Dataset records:
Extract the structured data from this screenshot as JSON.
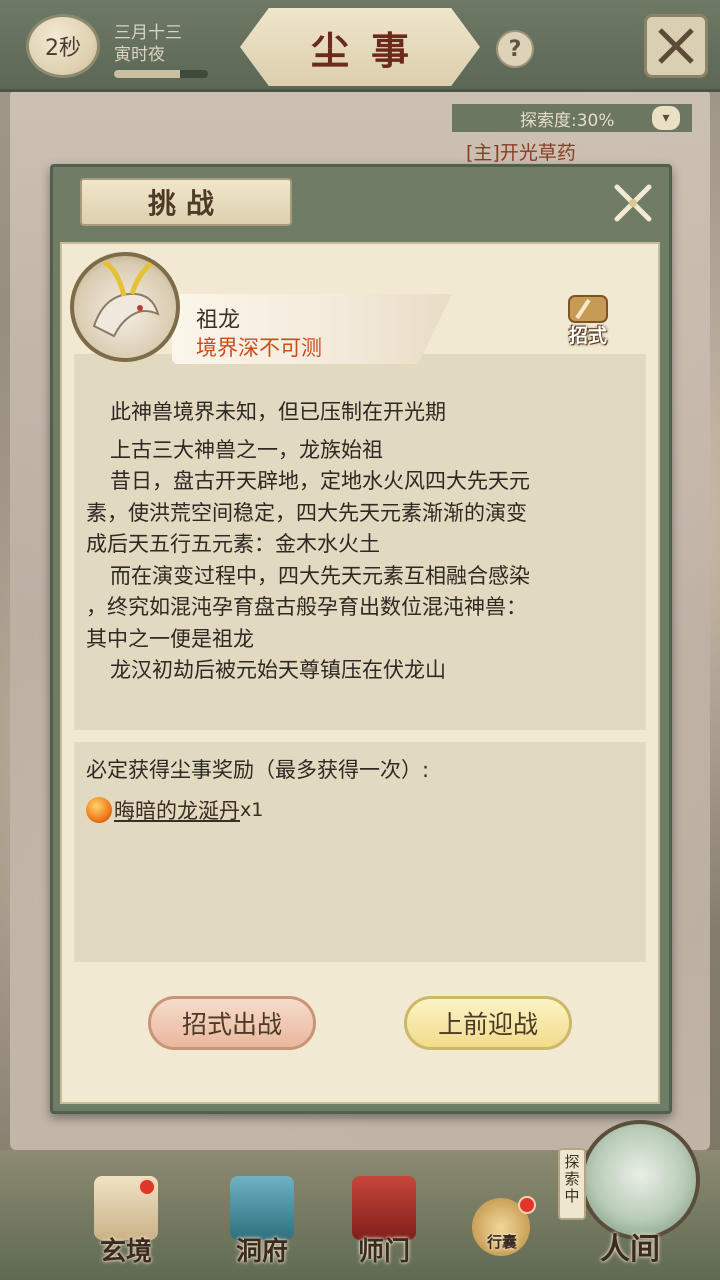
{
  "header": {
    "timer": "2秒",
    "date_line1": "三月十三",
    "date_line2": "寅时夜",
    "time_progress": 0.7,
    "title": "尘事",
    "help": "?"
  },
  "explore": {
    "progress_label": "探索度:30%",
    "task": "[主]开光草药"
  },
  "dialog": {
    "tab_title": "挑战",
    "boss_name": "祖龙",
    "boss_realm": "境界深不可测",
    "skill_label": "招式",
    "description": [
      "此神兽境界未知，但已压制在开光期",
      "上古三大神兽之一，龙族始祖",
      "昔日，盘古开天辟地，定地水火风四大先天元",
      "素，使洪荒空间稳定，四大先天元素渐渐的演变",
      "成后天五行五元素：金木水火土",
      "而在演变过程中，四大先天元素互相融合感染",
      "，终究如混沌孕育盘古般孕育出数位混沌神兽：",
      "其中之一便是祖龙",
      "龙汉初劫后被元始天尊镇压在伏龙山"
    ],
    "reward_title": "必定获得尘事奖励（最多获得一次）:",
    "reward_item": "晦暗的龙涎丹",
    "reward_qty": "x1",
    "btn_skill": "招式出战",
    "btn_fight": "上前迎战"
  },
  "nav": {
    "items": [
      "玄境",
      "洞府",
      "师门",
      "行囊",
      "人间"
    ],
    "explore_tag": "探索中"
  },
  "colors": {
    "realm_red": "#d04a1a",
    "title_red": "#6b2a1c",
    "dialog_frame": "#6f7c66",
    "paper": "#f1e9d1"
  }
}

▸ What the task asks
Repeat the data in full and exactly. Omit pictures.

▸ Reply
Extract the structured data from this screenshot as JSON.
{
  "header": {
    "timer": "2秒",
    "date_line1": "三月十三",
    "date_line2": "寅时夜",
    "time_progress": 0.7,
    "title": "尘事",
    "help": "?"
  },
  "explore": {
    "progress_label": "探索度:30%",
    "task": "[主]开光草药"
  },
  "dialog": {
    "tab_title": "挑战",
    "boss_name": "祖龙",
    "boss_realm": "境界深不可测",
    "skill_label": "招式",
    "description": [
      "此神兽境界未知，但已压制在开光期",
      "上古三大神兽之一，龙族始祖",
      "昔日，盘古开天辟地，定地水火风四大先天元",
      "素，使洪荒空间稳定，四大先天元素渐渐的演变",
      "成后天五行五元素：金木水火土",
      "而在演变过程中，四大先天元素互相融合感染",
      "，终究如混沌孕育盘古般孕育出数位混沌神兽：",
      "其中之一便是祖龙",
      "龙汉初劫后被元始天尊镇压在伏龙山"
    ],
    "reward_title": "必定获得尘事奖励（最多获得一次）:",
    "reward_item": "晦暗的龙涎丹",
    "reward_qty": "x1",
    "btn_skill": "招式出战",
    "btn_fight": "上前迎战"
  },
  "nav": {
    "items": [
      "玄境",
      "洞府",
      "师门",
      "行囊",
      "人间"
    ],
    "explore_tag": "探索中"
  },
  "colors": {
    "realm_red": "#d04a1a",
    "title_red": "#6b2a1c",
    "dialog_frame": "#6f7c66",
    "paper": "#f1e9d1"
  }
}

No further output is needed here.